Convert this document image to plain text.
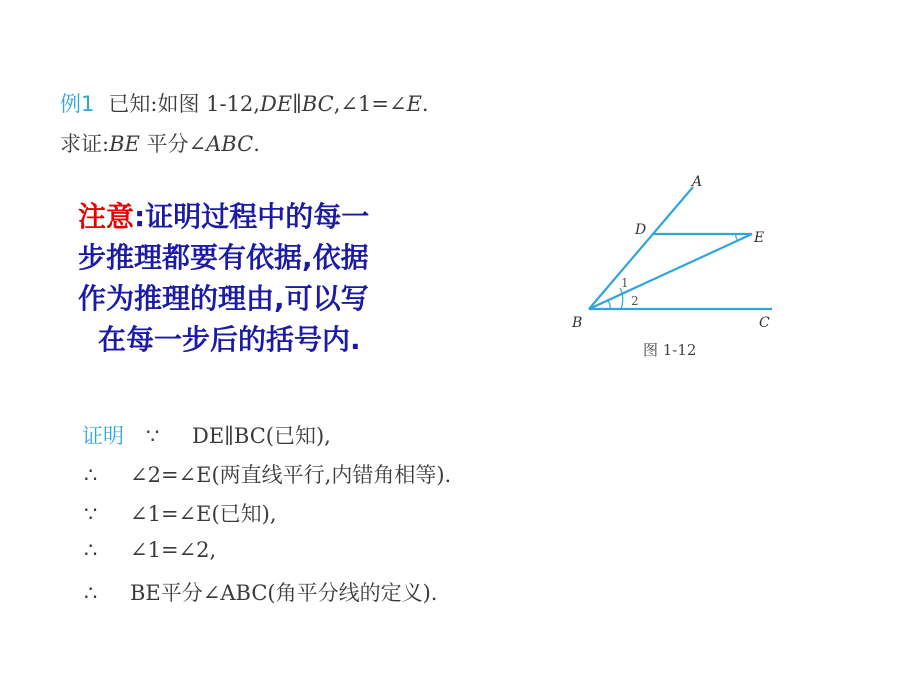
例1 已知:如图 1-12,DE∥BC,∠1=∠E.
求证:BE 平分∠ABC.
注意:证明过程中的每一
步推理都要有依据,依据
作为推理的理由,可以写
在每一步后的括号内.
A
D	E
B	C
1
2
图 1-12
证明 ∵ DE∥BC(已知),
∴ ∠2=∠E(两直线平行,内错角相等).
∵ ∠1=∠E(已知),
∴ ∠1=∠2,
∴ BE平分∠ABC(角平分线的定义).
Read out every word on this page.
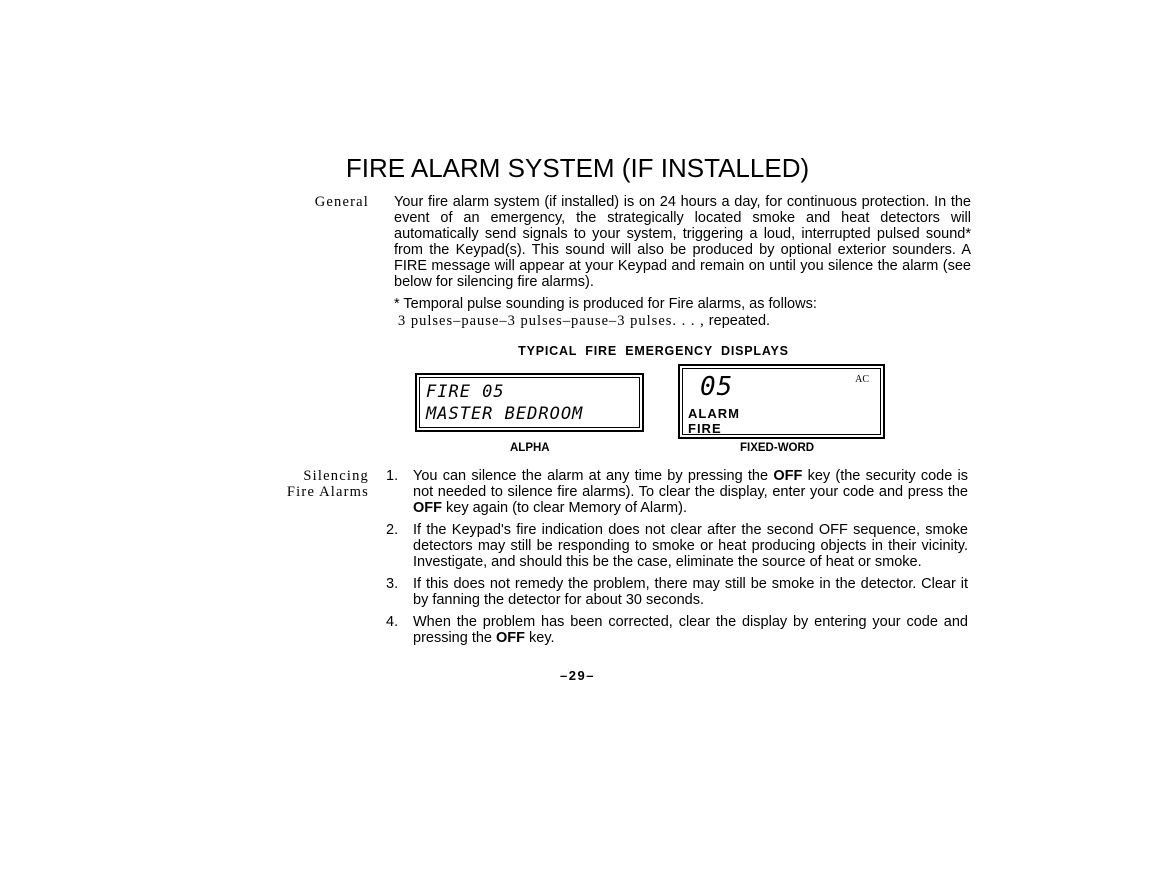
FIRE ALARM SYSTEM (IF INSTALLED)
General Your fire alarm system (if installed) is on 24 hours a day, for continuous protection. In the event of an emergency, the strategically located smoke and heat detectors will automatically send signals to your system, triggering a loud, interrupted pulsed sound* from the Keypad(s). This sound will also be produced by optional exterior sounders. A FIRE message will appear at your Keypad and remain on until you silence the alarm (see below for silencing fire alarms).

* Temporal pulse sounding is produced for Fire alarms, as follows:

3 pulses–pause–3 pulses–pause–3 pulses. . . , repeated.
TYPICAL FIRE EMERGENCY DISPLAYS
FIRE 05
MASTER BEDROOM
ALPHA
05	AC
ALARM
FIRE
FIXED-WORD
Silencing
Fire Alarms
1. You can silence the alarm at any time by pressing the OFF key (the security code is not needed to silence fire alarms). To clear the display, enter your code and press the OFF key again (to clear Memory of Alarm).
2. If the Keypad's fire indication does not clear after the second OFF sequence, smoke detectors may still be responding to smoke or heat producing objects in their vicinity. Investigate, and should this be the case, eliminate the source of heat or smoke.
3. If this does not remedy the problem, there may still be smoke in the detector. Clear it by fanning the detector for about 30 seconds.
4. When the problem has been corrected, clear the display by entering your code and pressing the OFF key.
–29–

_ _ _ _

Written task =
Check each line above for the string "problem" and report how many lines have it, giving only the number.

Full output =
2